**文档部分:**
((
Python实现决策树C4.5算法
为什么要改进成C4.5算法
- 原理
C4.5算法是在ID3算法上的一种改进,它与ID3算法最大的区别就是特征选择上有所不同,一个是基于信息增益比,一个是基于信息增益。
之所以这样做是因为信息增益倾向于选择取值比较多的特征(特征越多,条件熵(特征划分后的类别变量的熵)越小,信息增益就越大);因此在信息增益下面加一个分母,该分母是当前所选特征的熵,注意:这里而不是类别变量的熵了。
这样就构成了新的特征选择准则,叫做信息增益比。为什么加了这样一个分母就会消除ID3算法倾向于选择取值较多的特征呢?
因为特征取值越多,该特征的熵就越大,分母也就越大,所以信息增益比就会减小,而不是像信息增益那样增大了,一定程度消除了算法对特征取值范围的影响。
))
**数据部分:**
((
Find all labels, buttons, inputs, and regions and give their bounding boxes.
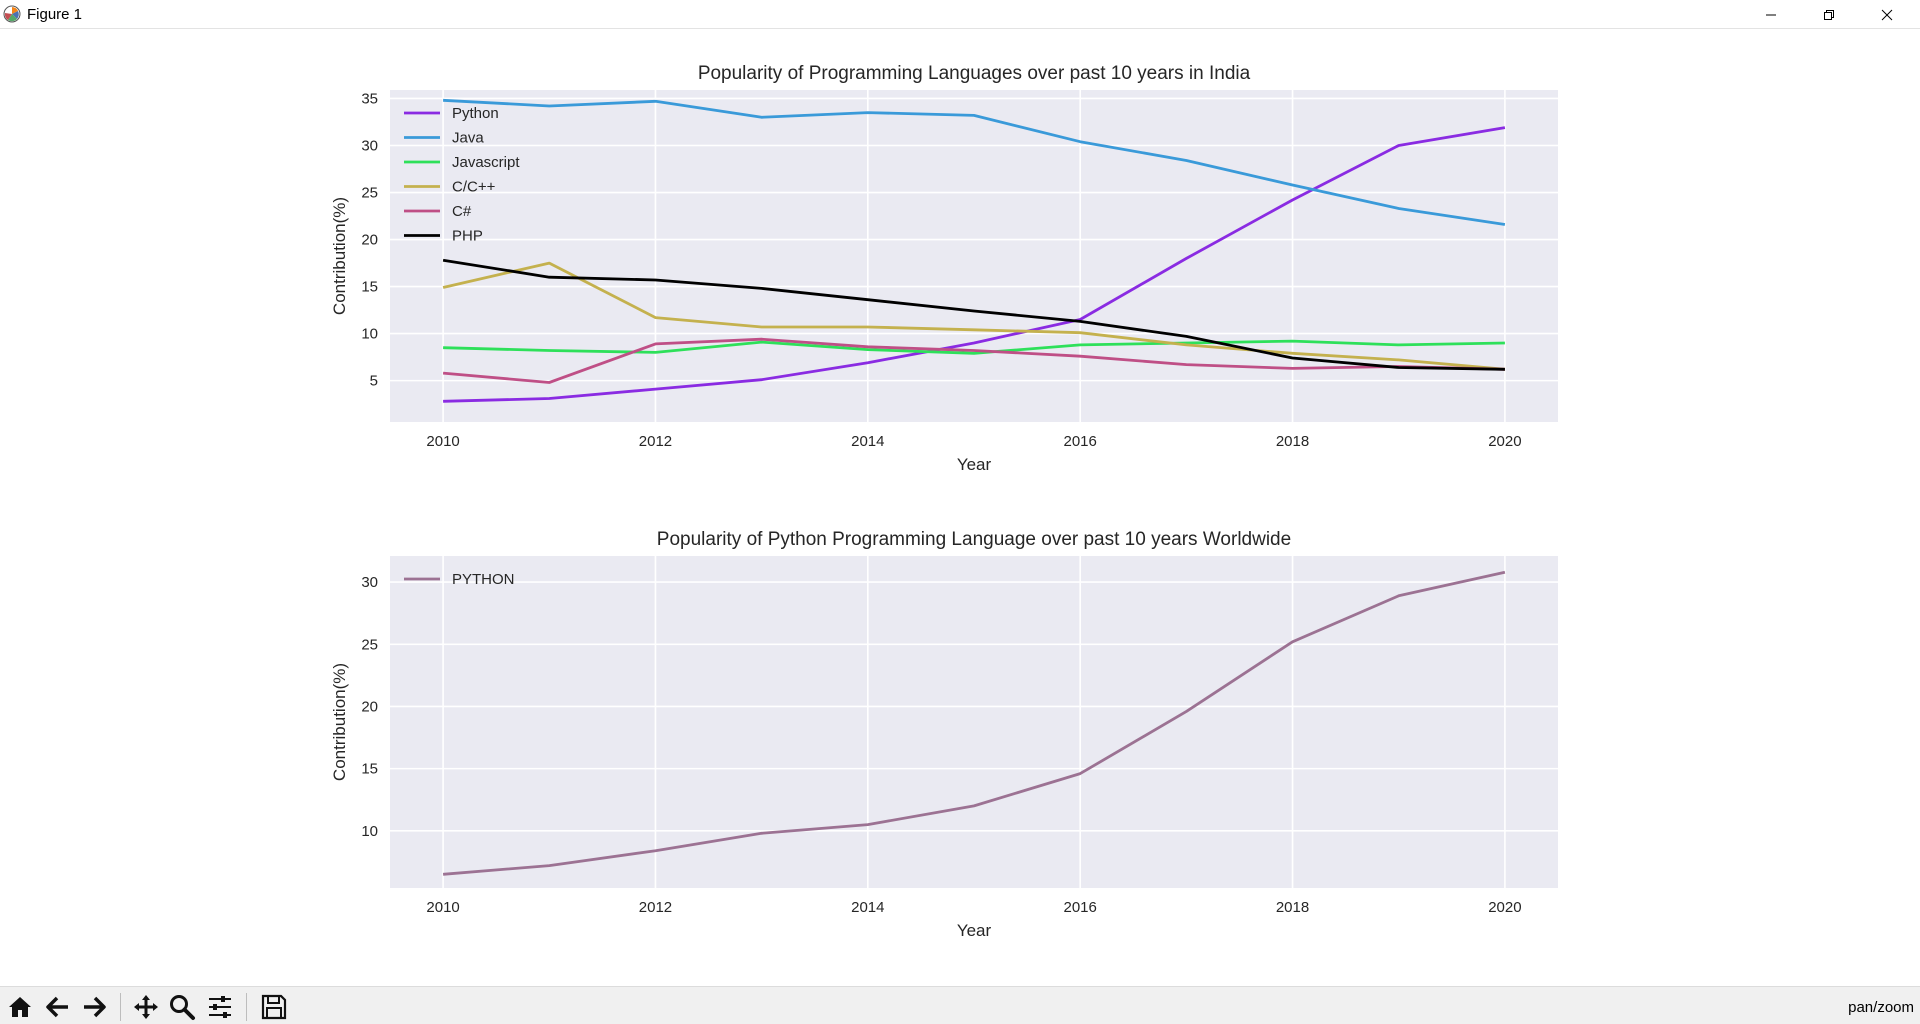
))
**任务要求:**
1. 根据介绍C4.5算法的文字,回答下列问题:
(a) C4.5算法与ID3算法最大的区别体现在哪个方面?
(b) 在信息增益下面加上的分母是什么?
(c) 特征取值越多时,该特征的熵会怎样变化?
2. 请重写介绍C4.5算法的文字中从"Python实现决策树C4.5算法"起、一直到"征的熵,注意:这里而不是类别变量的熵了。"的部分,并把其中的"ID3算法"改称为"ID3决策树算法"。
3. 请续写介绍C4.5算法的文字,从其最后一句之后接着往下写。

**任务答案:**
1.
(a) 体现在特征选择上:一个基于信息增益比,一个基于信息增益。
(b) 当前所选特征的熵,而不是类别变量的熵。
(c) 该特征的熵会越大。

2.
Python实现决策树C4.5算法
为什么要改进成C4.5算法
- 原理
C4.5算法是在ID3决策树算法上的一种改进,它与ID3决策树算法最大的区别就是特征选择上有所不同,一个是基于信息增益比,一个是基于信息增益。
之所以这样做是因为信息增益倾向于选择取值比较多的特征(特征越多,条件熵(特征划分后的类别变量的熵)越小,信息增益就越大);因此在信息增益下面加一个分母,该分母是当前所选特征的熵,注意:这里而不是类别变量的熵了。

3.
- 实现
在算法实现上,C4.5算法只是修改了信息增益计算的函数calcShannonEntOfFeature和最优特征选择函数chooseBestFeatureToSplit。
calcShannonEntOfFeature在ID3的calcShannonEnt函数上加了个参数feat,ID3中该函数只用计算类别变量的熵,而calcShannonEntOfFeature可以计算指定特征或者类别变量的熵。
chooseBestFeatureToSplit函数在计算好信息增益后,同时计算了当前特征的熵IV,然后相除得到信息增益比,以最大信息增益比作为最优特征。
在划分数据的时候,有可能出现特征取同一个值,那么该特征的熵为0,同时信息增益也为0(类别变量划分前后一样,因为特征只有一个取值),0/0没有意义,可以跳过该特征。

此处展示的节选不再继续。